▸ **Document segment**:
--- Start ---
One of the topics with the most questions and discussion was around respect. 

The questions started with a pretty common one. How do I get respect from other people (like kids or co-workers)?

My answer surprised a few (I gotta say I do get a kick out of seeing those faces looking all taken aback!).  The answer I gave? “You can’t and you don’t.” 

Ok ok..I admit I KNOW what they are asking but in fact you can’t ‘get’ respect.  You earn it. It is a gift given from other people to you, because they value you.

I can explain it this way.   Imagine you have a respect bucket that you carry around with you.  This is a very special bucket because although you know it’s there; you can’t do anything with it yourself.  Every person on Earth is given this and has a bucket that is partly full of  respect.  Only other people can add to it or take it away.  All you can do is influence people through your actions.  You cannot demand that people respect you.  In fact that does the opposite.  Too many people however confuse fear with respect.  If you are kind, thoughtful and show respect to others(adding to their bucket) then hopefully they will do the same for you. 

Consider examples such as Mother Teresa.  This little slip of a woman garnered respect from people everywhere, in all levels of society, other religious leaders, governments and more.  Yet, she was never demanding of respect. No one ever heard her say ‘you must love and listen to me because look what I have done’.  She let her truth shine through her daily actions and earned respect and admiration, even from those who had none for anyone else.

The important thing here is to understand that you cannot make someone respect you.  It just doesn’t work that way.  You have to earn it.   In order to get it you have to consistently give others the same respect you desire.

Hmmm. Isnt’ this just another way the golden rule about treating others the way you want to be treated makes sense?
--- End ---
▸ **Dataset entries**:
--- Start ---
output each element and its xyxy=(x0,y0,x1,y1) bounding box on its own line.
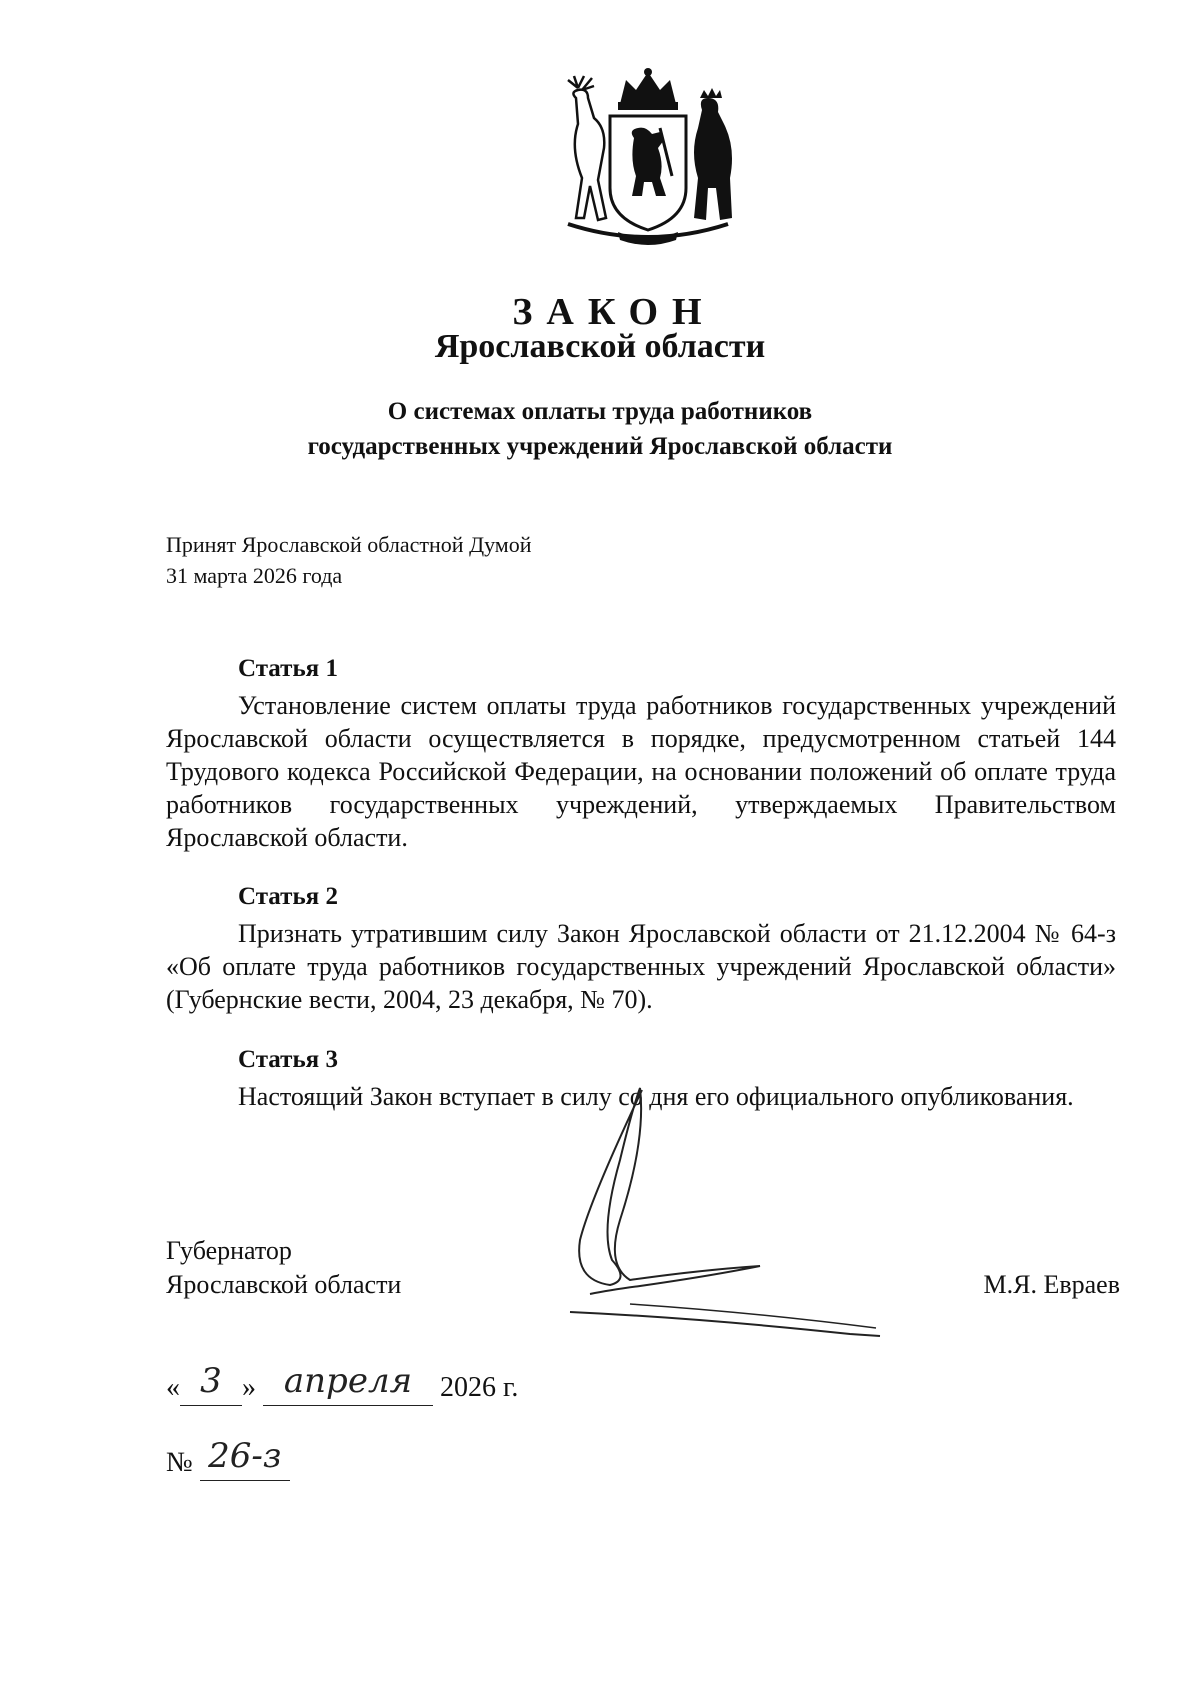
--- End ---
--- Start ---
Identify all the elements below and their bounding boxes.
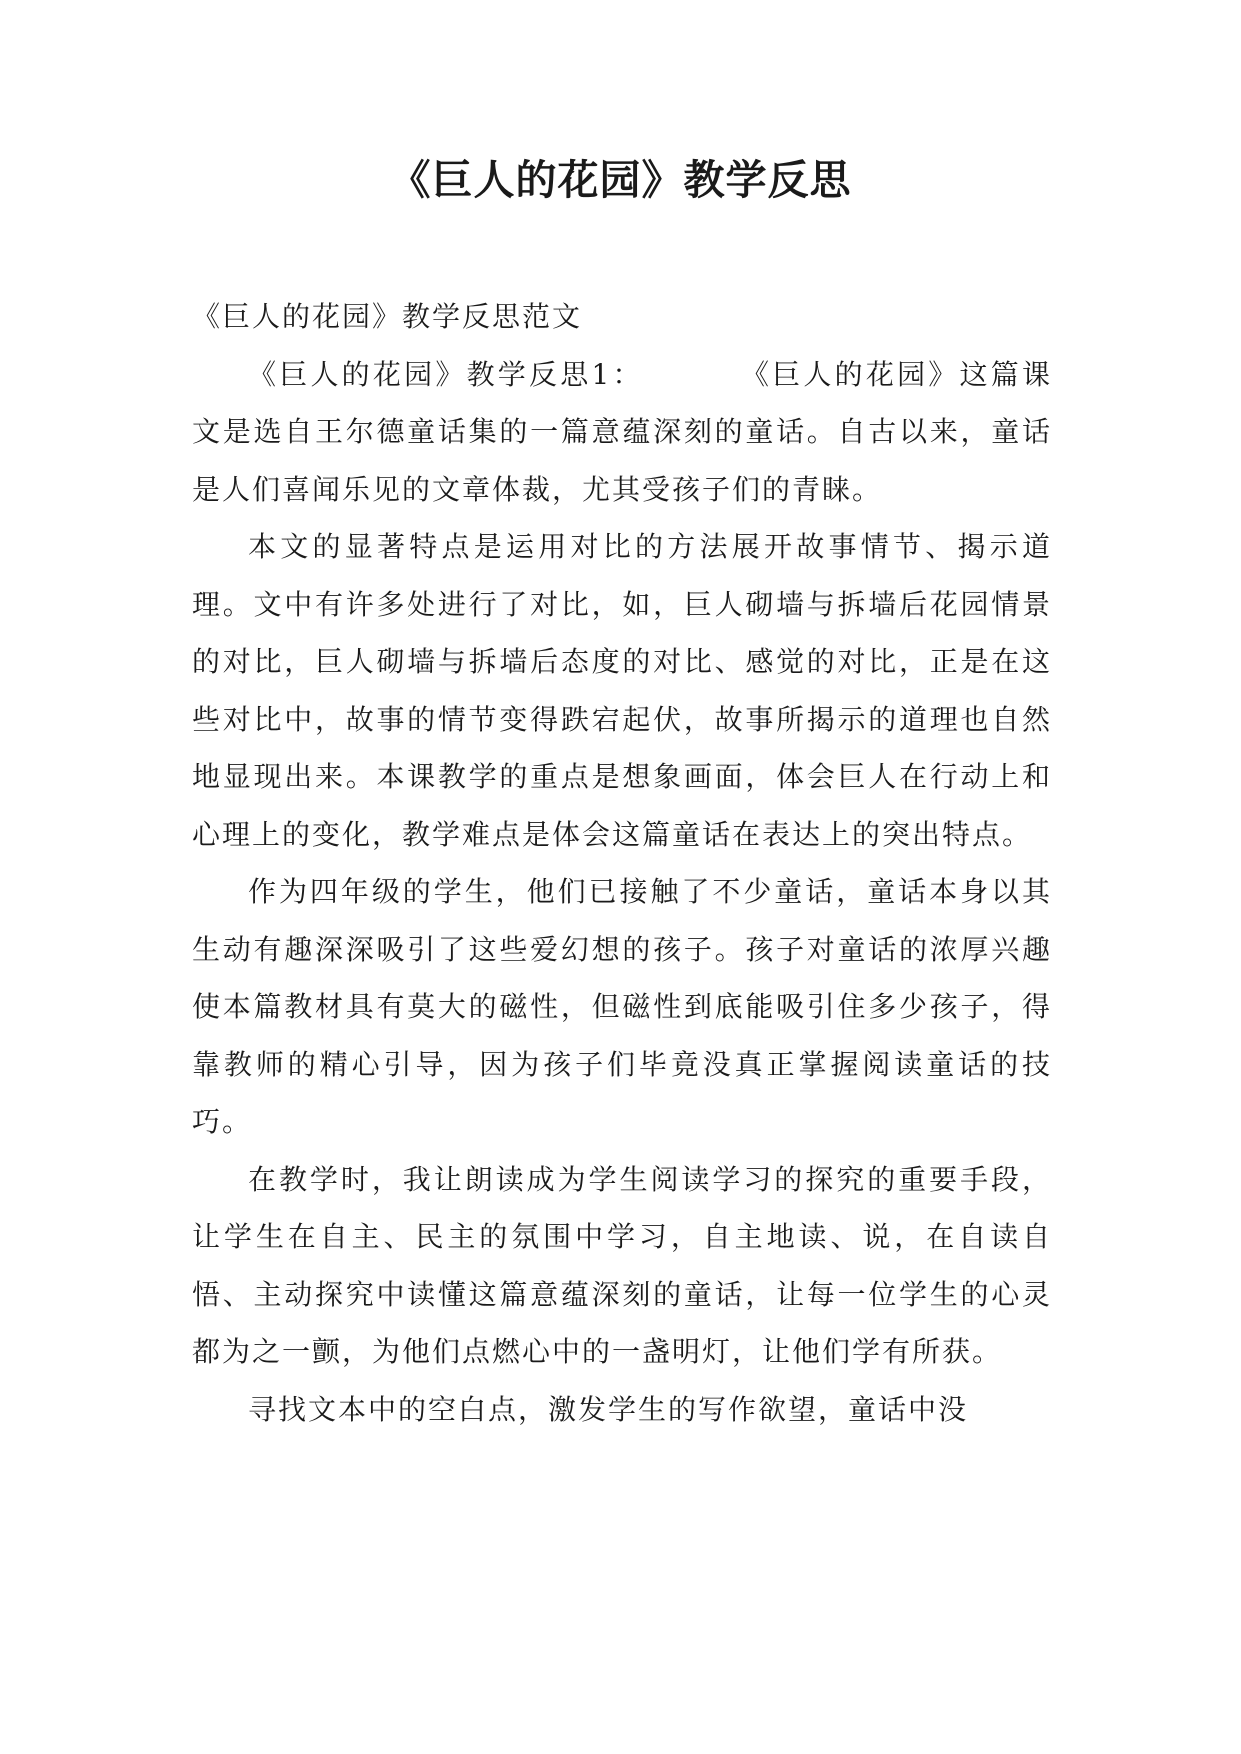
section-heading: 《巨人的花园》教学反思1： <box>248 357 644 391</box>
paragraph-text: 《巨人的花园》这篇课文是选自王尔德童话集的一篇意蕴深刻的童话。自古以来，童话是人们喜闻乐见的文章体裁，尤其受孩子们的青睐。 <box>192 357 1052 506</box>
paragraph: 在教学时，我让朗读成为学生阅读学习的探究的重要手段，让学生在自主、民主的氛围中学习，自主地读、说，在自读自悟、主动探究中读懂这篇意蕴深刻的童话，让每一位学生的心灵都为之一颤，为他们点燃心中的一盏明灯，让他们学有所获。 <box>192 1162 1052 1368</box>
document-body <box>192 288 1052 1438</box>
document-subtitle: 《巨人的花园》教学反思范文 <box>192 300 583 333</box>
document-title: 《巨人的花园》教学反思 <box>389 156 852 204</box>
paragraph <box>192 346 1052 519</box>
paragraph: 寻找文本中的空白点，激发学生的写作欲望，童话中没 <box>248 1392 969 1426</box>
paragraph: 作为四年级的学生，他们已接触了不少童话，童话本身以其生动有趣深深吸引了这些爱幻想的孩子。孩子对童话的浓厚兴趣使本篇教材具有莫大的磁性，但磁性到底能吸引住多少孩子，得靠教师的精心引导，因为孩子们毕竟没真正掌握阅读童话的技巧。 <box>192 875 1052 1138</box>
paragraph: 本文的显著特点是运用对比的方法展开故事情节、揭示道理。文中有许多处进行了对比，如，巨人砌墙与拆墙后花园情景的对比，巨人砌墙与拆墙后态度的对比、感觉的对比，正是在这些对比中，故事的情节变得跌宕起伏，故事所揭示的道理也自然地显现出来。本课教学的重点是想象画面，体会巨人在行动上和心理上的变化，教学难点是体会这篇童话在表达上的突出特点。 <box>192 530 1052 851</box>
--- End ---
▸ **The tasks**:
A - Reproduce the respect text between "The important thing" and "treated makes sense?", inclusive, substituting "esteem" for "respect".
B - According to the respect text, who can add to or take away from the respect in a person's bucket?
The entries are separate from the respect text.

▸ **In response**:
A -
The important thing here is to understand that you cannot make someone esteem you.  It just doesn’t work that way.  You have to earn it.   In order to get it you have to consistently give others the same esteem you desire.

Hmmm. Isnt’ this just another way the golden rule about treating others the way you want to be treated makes sense?

B - Only other people.